[Exercise aim]:
Find the line containing "What data populates", then output it and every line after it through the end of the listing below, exactly as written.

(Collected data)
· · · ·
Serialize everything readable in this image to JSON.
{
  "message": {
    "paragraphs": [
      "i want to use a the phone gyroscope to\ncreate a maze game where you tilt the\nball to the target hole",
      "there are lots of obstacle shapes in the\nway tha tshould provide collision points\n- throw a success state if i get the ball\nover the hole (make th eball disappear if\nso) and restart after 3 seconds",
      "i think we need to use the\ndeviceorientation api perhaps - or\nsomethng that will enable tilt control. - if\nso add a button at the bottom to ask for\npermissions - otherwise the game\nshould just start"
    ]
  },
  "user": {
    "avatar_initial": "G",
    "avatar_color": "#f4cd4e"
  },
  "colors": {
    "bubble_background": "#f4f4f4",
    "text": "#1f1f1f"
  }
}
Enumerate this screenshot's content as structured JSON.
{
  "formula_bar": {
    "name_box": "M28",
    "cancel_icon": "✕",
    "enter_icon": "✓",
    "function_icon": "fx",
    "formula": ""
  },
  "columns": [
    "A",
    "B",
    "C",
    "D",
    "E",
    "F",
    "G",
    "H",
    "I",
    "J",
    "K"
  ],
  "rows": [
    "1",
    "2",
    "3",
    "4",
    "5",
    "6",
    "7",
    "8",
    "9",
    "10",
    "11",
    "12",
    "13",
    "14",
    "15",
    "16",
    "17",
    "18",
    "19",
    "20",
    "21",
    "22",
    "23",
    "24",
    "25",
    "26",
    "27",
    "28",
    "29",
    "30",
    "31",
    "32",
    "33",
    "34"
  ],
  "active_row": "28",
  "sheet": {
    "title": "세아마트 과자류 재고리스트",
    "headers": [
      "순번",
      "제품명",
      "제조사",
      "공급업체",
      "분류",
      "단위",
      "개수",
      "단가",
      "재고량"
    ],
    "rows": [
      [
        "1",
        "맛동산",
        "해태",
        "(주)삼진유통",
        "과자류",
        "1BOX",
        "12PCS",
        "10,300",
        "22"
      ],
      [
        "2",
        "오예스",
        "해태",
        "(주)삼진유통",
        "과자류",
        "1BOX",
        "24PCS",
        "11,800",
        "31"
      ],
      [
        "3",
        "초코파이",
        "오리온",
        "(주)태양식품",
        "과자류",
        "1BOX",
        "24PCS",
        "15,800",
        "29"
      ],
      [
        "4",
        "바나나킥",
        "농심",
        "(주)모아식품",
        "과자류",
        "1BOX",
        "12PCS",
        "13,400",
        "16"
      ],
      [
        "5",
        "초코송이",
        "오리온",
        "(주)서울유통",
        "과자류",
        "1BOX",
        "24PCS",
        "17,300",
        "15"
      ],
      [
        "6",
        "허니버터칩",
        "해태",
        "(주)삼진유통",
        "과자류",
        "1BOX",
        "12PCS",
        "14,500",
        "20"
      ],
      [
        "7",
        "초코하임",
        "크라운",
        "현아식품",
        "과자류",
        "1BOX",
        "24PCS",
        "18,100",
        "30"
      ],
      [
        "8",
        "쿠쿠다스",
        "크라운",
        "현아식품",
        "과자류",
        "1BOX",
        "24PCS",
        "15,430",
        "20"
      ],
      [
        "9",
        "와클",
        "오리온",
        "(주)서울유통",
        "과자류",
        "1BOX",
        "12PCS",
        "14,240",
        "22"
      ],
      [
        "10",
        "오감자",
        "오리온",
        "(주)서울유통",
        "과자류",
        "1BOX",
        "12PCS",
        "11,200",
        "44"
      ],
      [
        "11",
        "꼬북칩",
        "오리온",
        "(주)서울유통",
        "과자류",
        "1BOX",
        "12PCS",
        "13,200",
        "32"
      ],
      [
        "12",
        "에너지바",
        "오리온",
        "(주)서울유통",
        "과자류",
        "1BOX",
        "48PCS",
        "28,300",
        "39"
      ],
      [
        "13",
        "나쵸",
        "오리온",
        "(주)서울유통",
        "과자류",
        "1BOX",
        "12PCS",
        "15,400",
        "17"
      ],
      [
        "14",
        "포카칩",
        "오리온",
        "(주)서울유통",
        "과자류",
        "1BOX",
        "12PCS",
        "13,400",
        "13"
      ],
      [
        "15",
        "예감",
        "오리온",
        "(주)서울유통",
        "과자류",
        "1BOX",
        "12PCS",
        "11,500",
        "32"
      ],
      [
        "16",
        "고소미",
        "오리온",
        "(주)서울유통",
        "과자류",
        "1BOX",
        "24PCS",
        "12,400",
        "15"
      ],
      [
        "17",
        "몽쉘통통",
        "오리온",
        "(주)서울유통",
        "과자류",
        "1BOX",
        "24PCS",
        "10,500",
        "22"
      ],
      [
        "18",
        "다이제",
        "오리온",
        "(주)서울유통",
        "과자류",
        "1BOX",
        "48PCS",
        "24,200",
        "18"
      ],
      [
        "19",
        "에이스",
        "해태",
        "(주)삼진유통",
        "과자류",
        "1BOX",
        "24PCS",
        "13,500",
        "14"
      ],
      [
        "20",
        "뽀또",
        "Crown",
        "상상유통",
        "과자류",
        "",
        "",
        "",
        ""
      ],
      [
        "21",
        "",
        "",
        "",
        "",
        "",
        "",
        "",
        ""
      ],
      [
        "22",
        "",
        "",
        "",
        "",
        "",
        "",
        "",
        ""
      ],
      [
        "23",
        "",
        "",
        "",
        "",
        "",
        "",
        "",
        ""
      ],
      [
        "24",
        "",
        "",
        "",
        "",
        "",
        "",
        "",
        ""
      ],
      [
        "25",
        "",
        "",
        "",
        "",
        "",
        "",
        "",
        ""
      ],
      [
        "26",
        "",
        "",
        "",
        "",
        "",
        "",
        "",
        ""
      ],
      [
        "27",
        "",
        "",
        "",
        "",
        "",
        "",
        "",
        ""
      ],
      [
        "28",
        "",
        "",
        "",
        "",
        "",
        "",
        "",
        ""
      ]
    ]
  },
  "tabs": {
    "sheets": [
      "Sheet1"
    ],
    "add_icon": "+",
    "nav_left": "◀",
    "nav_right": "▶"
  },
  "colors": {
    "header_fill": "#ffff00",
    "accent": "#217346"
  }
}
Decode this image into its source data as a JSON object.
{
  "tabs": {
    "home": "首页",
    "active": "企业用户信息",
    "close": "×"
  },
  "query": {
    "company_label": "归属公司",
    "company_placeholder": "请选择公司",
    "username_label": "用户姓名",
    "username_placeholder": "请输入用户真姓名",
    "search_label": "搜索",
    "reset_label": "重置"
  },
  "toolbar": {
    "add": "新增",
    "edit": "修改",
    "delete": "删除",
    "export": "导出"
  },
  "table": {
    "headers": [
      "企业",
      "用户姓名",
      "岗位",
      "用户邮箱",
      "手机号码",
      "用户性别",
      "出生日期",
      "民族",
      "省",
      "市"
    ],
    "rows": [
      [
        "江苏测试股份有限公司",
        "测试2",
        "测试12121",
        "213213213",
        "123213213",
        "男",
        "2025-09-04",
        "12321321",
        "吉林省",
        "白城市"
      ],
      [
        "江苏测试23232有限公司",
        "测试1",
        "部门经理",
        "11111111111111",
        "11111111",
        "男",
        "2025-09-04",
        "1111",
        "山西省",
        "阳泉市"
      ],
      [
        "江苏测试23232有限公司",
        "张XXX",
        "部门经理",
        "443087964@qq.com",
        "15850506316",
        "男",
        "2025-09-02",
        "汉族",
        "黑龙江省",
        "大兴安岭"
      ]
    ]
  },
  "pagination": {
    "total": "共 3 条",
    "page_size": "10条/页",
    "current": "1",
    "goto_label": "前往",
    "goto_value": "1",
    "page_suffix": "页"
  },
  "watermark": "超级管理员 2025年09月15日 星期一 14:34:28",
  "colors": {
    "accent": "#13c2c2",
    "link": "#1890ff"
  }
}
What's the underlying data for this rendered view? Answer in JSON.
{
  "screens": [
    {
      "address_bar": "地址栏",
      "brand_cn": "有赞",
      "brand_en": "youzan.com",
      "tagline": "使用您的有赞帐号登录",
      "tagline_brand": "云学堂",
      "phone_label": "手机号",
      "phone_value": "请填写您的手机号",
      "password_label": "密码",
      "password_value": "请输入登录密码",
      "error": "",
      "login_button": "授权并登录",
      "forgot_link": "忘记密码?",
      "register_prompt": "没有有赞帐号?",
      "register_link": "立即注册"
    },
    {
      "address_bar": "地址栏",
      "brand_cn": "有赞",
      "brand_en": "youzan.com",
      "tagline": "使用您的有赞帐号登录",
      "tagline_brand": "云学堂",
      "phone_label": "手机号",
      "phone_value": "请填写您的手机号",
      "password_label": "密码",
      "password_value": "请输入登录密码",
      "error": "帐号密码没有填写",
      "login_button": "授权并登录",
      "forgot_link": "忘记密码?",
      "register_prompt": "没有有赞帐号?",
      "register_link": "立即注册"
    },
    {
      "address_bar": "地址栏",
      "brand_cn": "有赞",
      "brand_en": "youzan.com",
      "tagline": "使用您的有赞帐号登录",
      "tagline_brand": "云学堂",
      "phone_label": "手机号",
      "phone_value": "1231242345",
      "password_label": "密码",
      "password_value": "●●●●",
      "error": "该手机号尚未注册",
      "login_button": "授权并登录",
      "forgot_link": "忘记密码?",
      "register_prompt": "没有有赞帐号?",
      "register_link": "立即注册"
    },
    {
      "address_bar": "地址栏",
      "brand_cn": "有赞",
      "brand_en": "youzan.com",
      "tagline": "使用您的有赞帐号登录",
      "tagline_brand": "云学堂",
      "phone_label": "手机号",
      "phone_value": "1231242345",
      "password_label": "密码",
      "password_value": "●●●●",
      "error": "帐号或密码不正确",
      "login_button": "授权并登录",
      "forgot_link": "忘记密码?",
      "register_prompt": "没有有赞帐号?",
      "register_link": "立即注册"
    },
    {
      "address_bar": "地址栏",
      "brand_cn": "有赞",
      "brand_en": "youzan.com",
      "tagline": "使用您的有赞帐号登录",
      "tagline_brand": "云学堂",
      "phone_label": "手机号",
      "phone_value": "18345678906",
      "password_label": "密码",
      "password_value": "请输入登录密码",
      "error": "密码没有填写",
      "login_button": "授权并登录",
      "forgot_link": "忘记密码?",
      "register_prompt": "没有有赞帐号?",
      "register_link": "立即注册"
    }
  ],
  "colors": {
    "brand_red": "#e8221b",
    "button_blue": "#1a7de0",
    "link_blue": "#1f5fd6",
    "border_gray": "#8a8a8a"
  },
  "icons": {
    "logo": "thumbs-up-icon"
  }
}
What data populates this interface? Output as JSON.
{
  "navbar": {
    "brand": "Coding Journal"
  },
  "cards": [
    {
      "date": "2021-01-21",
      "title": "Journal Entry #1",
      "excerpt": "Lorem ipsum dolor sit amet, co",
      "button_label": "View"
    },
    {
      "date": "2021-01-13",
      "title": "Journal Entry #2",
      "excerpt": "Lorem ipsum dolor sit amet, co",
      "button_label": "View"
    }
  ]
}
· · · ·
[Response to the task]:
What data populates this interface? Output as JSON.
{
  "navbar": {
    "brand": "Coding Journal"
  },
  "cards": [
    {
      "date": "2021-01-21",
      "title": "Journal Entry #1",
      "excerpt": "Lorem ipsum dolor sit amet, co",
      "button_label": "View"
    },
    {
      "date": "2021-01-13",
      "title": "Journal Entry #2",
      "excerpt": "Lorem ipsum dolor sit amet, co",
      "button_label": "View"
    }
  ]
}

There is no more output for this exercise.